---------- EXERCISE INPUT

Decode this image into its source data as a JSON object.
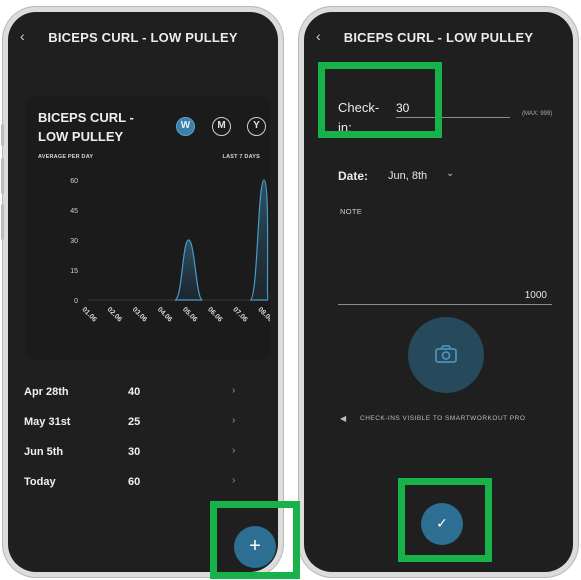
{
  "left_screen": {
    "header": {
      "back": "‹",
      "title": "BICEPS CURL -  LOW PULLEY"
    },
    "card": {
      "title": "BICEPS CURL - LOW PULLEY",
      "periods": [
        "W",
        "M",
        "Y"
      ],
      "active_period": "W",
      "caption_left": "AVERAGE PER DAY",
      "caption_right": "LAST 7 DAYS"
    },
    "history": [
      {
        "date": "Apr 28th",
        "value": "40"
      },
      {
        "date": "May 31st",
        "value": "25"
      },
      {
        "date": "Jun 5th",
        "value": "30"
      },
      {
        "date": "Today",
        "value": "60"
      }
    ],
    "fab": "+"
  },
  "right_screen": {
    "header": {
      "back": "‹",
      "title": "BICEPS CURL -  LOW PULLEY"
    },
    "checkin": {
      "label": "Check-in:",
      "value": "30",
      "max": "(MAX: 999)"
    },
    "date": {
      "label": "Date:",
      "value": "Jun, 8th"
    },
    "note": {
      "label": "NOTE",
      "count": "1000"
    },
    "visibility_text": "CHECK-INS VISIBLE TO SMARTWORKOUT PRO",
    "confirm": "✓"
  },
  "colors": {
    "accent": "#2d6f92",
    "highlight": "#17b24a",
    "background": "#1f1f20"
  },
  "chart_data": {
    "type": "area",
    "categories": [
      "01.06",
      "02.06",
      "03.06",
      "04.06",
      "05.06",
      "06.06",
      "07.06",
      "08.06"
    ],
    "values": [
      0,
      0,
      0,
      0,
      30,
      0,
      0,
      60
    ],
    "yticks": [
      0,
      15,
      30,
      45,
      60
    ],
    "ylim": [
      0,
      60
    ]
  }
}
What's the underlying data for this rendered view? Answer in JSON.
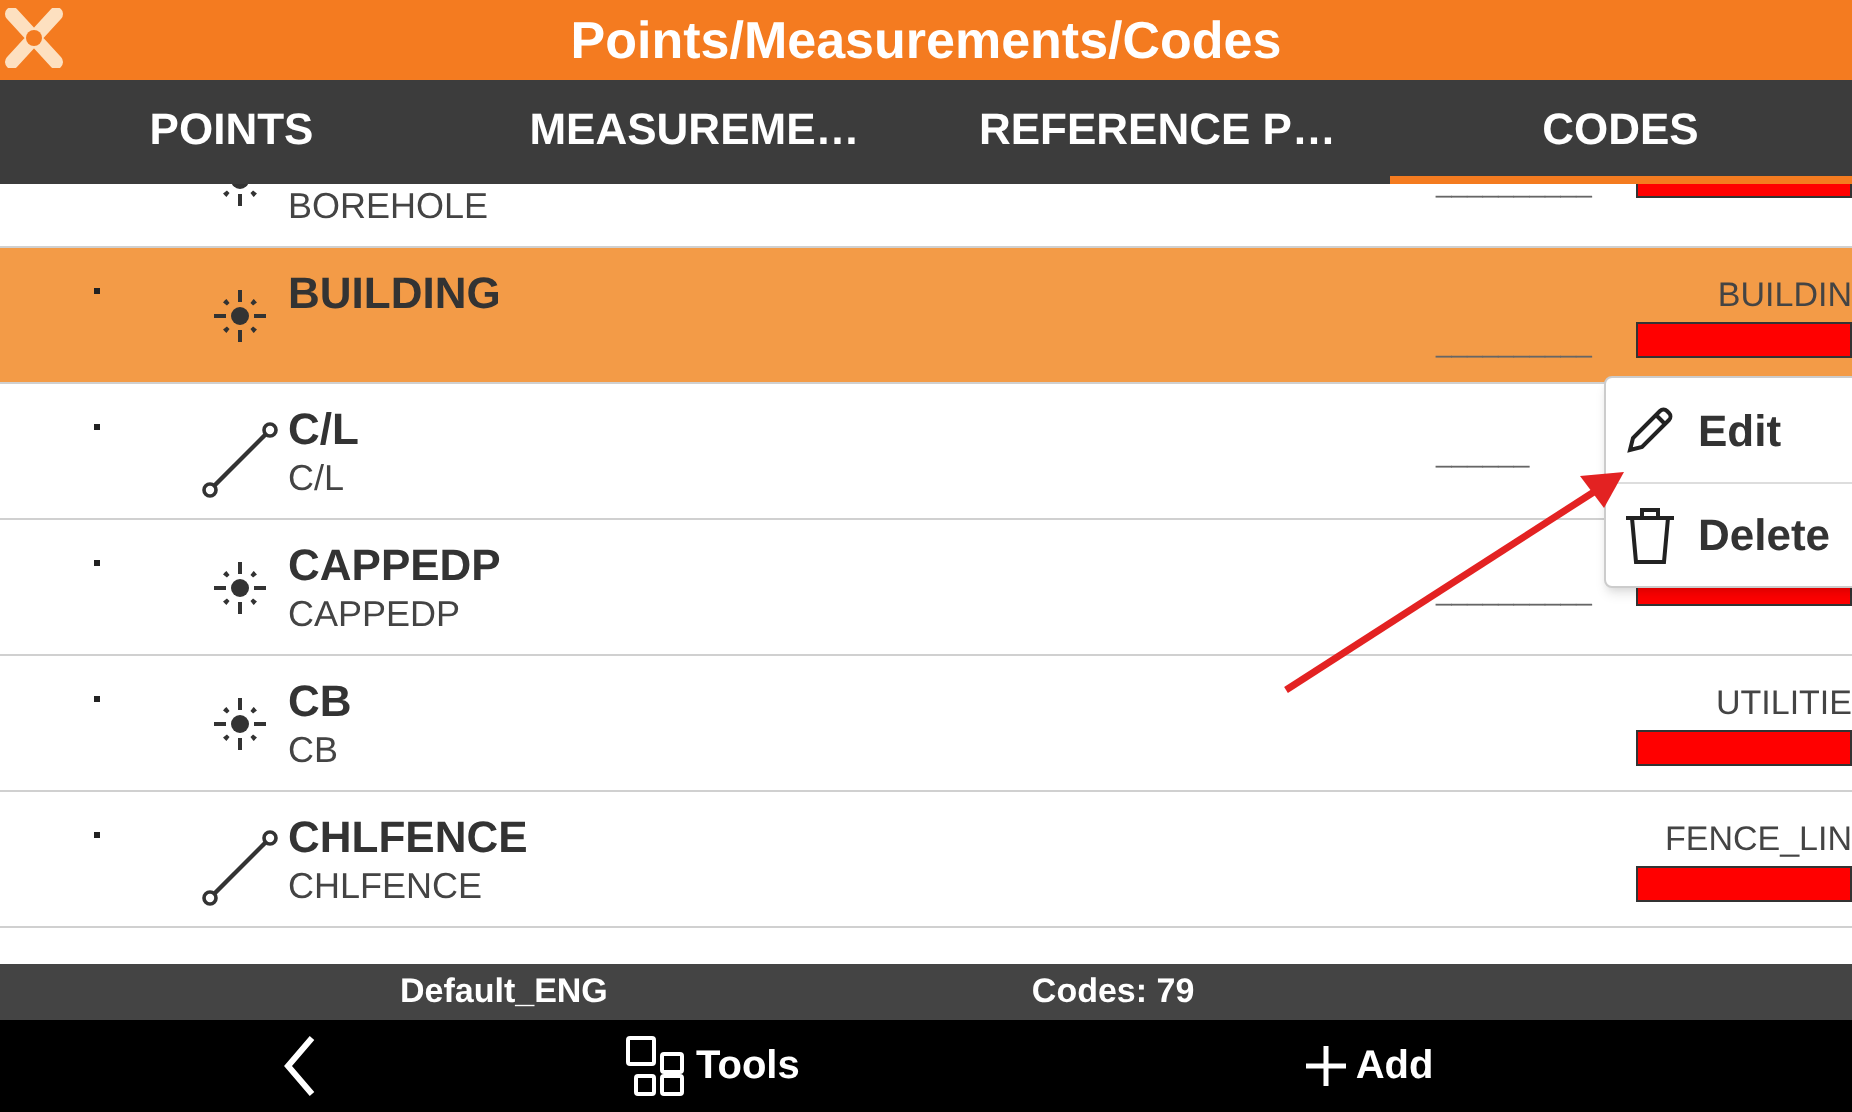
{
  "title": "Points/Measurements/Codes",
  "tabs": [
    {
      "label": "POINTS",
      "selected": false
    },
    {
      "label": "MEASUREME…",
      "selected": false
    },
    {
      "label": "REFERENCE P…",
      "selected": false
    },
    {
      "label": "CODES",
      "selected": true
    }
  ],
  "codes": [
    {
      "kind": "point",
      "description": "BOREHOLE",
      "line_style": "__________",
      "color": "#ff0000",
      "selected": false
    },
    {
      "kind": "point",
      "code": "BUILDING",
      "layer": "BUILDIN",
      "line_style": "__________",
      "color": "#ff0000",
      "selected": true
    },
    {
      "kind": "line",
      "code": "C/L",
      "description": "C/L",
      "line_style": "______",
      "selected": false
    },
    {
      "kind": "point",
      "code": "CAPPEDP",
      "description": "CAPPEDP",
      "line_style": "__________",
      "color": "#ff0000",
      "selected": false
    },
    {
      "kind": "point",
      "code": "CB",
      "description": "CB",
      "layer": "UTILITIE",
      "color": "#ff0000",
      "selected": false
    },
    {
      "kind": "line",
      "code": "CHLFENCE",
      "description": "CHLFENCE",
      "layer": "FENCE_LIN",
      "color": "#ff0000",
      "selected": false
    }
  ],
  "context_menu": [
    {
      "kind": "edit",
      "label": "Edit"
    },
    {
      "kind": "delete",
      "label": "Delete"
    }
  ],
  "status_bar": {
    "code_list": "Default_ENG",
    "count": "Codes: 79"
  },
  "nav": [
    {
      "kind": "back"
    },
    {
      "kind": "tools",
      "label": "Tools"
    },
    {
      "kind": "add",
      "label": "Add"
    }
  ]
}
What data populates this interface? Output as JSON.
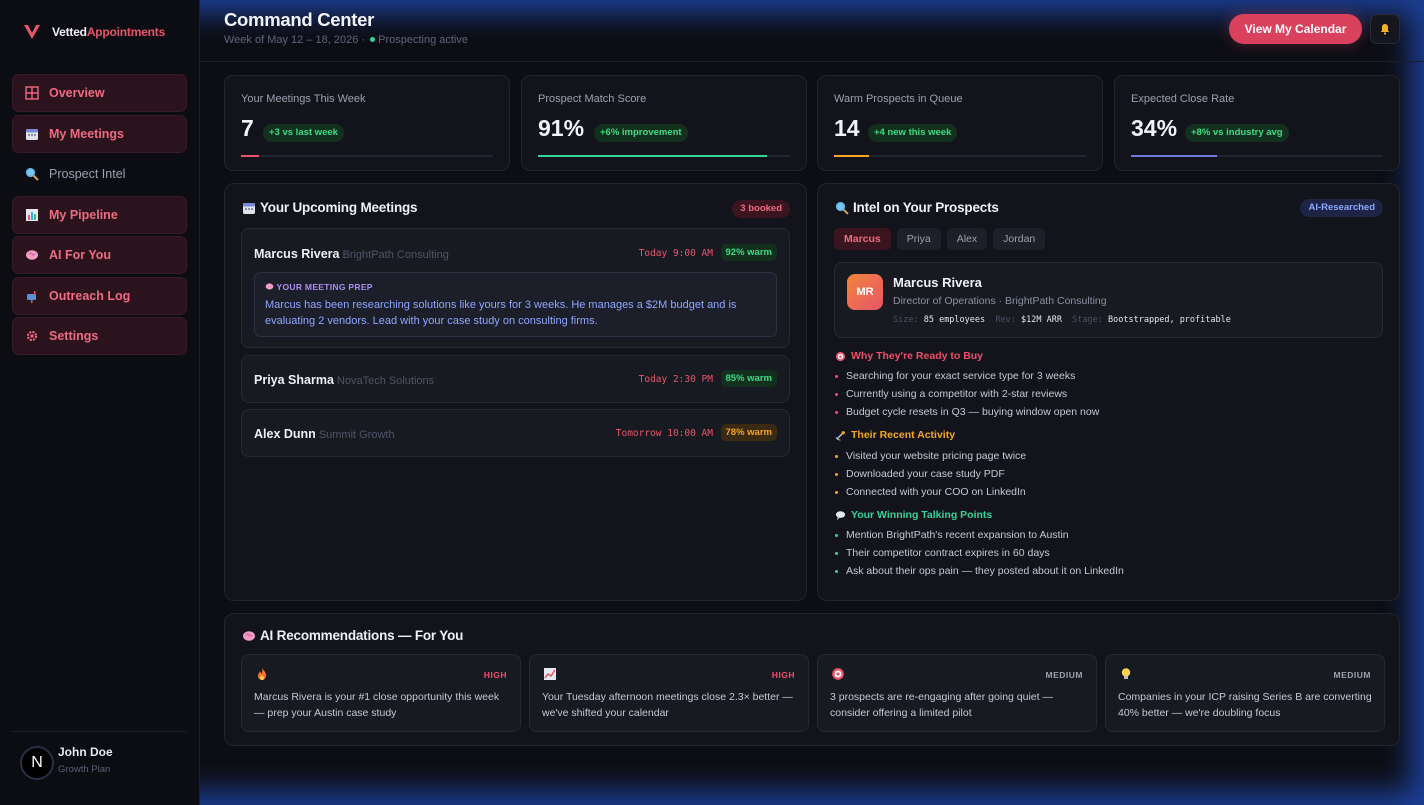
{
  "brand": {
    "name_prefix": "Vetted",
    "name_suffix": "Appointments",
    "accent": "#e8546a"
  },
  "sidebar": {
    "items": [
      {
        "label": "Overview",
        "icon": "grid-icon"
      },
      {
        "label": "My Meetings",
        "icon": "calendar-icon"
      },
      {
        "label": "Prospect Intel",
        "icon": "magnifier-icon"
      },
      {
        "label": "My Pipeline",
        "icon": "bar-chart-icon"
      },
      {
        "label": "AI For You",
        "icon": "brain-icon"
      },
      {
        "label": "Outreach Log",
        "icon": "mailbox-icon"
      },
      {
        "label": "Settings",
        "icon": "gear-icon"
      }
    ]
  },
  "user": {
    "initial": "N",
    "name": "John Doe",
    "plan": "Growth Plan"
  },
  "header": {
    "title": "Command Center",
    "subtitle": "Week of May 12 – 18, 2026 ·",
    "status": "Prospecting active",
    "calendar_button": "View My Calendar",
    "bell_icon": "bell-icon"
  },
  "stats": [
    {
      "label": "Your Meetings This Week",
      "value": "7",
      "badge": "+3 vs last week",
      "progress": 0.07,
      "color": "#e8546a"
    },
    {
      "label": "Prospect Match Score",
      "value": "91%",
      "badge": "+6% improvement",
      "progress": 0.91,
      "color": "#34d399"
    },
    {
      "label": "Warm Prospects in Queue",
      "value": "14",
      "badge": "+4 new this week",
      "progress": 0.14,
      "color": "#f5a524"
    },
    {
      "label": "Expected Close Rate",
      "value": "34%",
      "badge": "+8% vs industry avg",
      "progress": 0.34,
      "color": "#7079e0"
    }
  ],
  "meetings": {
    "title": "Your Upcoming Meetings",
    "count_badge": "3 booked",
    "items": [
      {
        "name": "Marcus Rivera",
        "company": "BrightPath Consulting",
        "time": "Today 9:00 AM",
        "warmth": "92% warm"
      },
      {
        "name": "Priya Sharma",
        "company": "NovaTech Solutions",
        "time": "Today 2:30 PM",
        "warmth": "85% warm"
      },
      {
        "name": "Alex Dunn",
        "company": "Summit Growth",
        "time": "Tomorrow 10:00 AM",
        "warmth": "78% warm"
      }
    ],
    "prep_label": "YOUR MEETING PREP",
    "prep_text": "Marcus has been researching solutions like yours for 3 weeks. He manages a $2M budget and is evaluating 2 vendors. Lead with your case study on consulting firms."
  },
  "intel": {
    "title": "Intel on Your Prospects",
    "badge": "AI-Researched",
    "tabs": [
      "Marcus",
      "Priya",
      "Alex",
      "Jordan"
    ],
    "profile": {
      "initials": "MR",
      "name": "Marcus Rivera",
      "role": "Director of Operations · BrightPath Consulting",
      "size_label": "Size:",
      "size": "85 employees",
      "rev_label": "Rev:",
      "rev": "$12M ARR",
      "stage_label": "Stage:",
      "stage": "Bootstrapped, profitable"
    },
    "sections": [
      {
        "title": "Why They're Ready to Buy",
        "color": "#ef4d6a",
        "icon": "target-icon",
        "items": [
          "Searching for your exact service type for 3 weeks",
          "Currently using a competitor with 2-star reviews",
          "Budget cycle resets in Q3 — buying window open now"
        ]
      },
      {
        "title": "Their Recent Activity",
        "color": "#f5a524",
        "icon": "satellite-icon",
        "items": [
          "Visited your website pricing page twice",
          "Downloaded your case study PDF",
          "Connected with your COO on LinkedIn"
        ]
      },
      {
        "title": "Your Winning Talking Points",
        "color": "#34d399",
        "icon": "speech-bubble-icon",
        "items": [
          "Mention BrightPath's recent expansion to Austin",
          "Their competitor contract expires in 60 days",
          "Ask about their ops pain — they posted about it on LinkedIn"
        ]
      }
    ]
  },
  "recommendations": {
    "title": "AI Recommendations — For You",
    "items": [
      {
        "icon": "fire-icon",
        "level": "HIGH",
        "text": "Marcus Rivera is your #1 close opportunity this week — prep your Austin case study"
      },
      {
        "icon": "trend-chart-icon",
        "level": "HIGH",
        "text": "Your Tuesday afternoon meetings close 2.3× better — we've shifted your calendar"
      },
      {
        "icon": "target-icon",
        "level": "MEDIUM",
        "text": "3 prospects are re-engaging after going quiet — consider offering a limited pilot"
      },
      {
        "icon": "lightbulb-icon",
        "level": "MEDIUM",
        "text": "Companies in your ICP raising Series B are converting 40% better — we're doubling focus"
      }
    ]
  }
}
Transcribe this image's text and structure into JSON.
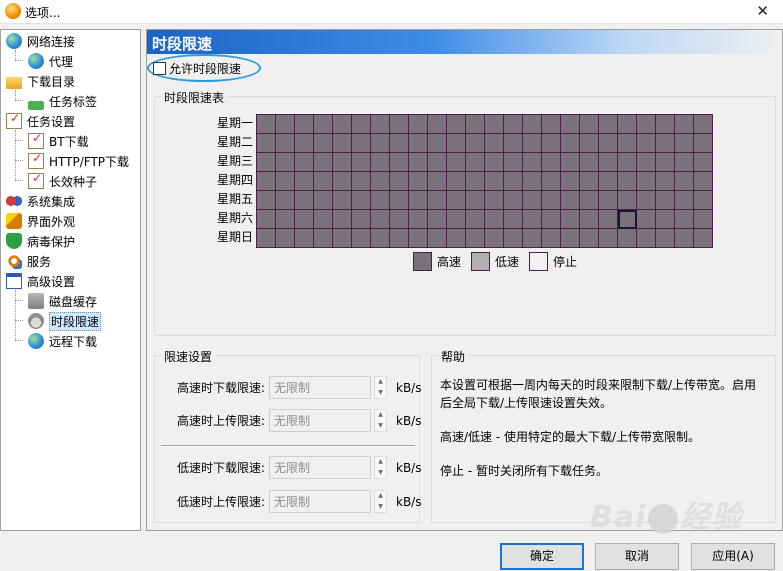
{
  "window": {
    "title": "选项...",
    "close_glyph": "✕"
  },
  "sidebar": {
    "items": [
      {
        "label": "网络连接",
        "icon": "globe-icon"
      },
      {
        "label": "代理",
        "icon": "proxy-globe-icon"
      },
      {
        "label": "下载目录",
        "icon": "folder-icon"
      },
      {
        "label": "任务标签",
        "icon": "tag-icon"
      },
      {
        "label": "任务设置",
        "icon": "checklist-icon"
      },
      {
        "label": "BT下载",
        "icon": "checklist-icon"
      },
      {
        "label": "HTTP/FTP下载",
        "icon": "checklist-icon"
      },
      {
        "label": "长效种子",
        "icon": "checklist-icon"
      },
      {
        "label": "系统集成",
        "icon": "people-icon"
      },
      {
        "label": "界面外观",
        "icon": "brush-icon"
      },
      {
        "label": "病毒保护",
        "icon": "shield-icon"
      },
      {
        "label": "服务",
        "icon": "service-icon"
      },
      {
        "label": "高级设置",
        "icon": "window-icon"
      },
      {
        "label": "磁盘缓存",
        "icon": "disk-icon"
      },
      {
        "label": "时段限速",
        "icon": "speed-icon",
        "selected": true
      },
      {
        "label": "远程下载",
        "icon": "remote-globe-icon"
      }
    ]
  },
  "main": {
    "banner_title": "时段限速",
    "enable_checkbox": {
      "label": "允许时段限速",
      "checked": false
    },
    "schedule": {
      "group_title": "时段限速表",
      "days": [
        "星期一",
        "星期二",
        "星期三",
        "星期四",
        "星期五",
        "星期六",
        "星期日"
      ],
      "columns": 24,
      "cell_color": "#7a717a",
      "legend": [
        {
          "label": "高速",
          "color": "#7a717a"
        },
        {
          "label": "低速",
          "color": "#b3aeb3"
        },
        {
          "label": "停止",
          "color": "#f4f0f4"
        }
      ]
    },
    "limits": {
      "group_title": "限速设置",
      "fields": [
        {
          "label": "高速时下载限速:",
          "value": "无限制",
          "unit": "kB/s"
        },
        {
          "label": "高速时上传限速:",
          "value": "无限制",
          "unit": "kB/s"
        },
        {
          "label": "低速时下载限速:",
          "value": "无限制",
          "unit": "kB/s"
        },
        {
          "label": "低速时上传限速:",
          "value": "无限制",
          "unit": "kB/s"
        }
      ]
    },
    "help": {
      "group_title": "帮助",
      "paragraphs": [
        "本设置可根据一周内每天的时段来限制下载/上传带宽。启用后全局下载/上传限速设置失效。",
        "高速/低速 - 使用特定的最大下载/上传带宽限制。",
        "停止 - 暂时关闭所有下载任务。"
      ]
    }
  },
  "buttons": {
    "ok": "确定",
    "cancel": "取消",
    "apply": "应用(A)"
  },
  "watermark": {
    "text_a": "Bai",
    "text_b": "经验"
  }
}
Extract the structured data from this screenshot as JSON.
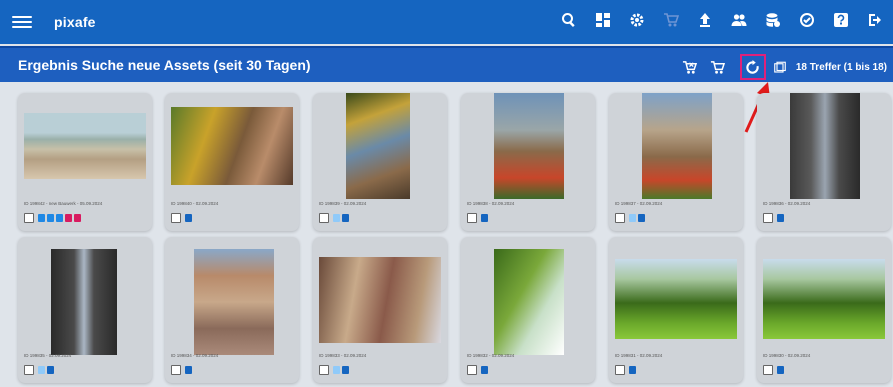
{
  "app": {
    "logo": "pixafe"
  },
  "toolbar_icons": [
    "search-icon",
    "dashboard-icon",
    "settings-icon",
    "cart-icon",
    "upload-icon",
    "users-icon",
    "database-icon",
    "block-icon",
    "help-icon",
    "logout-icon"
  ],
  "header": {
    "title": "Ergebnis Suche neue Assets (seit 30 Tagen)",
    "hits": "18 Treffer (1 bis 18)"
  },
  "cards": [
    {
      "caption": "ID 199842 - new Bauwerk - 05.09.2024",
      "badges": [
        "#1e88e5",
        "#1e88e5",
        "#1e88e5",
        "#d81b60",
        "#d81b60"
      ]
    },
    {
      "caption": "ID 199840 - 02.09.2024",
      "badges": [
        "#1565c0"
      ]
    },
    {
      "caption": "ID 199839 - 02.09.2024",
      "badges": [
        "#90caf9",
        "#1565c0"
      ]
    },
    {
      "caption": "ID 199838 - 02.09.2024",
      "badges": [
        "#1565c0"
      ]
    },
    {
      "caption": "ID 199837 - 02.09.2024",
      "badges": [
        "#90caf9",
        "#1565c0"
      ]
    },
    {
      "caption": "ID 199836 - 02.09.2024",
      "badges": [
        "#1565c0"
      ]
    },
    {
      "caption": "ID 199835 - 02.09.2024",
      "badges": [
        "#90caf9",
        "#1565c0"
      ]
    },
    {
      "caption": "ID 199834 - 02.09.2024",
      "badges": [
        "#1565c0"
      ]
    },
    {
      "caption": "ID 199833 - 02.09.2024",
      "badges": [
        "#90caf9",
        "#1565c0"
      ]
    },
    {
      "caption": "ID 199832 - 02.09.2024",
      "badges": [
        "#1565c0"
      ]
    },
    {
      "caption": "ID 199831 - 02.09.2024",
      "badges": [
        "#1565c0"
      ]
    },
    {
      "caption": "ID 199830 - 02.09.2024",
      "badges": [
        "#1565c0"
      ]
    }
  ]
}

--------------------

• [AIM]:
Copy every line of the entries above in which "competitor" occurs.

• [EXERCISE ANSWER]:
          "Currently using a competitor with 2-star reviews",
          "Their competitor contract expires in 60 days",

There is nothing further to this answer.